* [TASK TO COMPLETE]:
Extract every line where the string "false" appears.

[Stored data entries]
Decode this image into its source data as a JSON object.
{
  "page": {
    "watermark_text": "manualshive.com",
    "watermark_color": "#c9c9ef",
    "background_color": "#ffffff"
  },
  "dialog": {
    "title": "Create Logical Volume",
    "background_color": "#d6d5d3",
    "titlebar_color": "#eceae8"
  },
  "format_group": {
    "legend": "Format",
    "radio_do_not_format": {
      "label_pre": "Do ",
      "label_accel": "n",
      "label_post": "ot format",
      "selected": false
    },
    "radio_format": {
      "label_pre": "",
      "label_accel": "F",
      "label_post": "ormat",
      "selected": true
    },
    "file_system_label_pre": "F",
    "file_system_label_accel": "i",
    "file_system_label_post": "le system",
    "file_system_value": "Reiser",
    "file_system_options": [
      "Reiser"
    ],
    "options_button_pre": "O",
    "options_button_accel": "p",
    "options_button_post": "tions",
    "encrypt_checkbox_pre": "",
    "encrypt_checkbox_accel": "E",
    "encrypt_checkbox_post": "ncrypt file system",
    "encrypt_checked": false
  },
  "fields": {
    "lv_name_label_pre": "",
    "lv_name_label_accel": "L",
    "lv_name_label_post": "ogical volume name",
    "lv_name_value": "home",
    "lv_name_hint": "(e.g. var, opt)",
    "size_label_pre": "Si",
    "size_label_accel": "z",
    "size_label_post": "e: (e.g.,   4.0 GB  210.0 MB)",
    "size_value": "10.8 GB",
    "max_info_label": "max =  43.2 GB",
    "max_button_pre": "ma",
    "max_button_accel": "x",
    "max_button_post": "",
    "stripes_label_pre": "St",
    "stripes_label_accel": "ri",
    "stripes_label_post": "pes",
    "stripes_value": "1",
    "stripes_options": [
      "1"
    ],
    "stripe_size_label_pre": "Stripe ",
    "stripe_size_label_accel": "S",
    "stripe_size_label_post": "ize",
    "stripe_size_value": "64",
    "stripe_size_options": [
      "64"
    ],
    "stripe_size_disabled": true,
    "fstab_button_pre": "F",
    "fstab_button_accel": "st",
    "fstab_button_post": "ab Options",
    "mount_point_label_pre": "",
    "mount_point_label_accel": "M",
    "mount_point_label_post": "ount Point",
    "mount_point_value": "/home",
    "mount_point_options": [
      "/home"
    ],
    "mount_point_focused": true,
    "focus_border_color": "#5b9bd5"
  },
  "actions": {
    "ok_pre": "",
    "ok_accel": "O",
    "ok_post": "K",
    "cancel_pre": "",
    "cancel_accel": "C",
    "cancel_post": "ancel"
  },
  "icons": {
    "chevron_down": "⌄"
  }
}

* [SOLUTION TO THIS EXERCISE]:
      "selected": false
    "encrypt_checked": false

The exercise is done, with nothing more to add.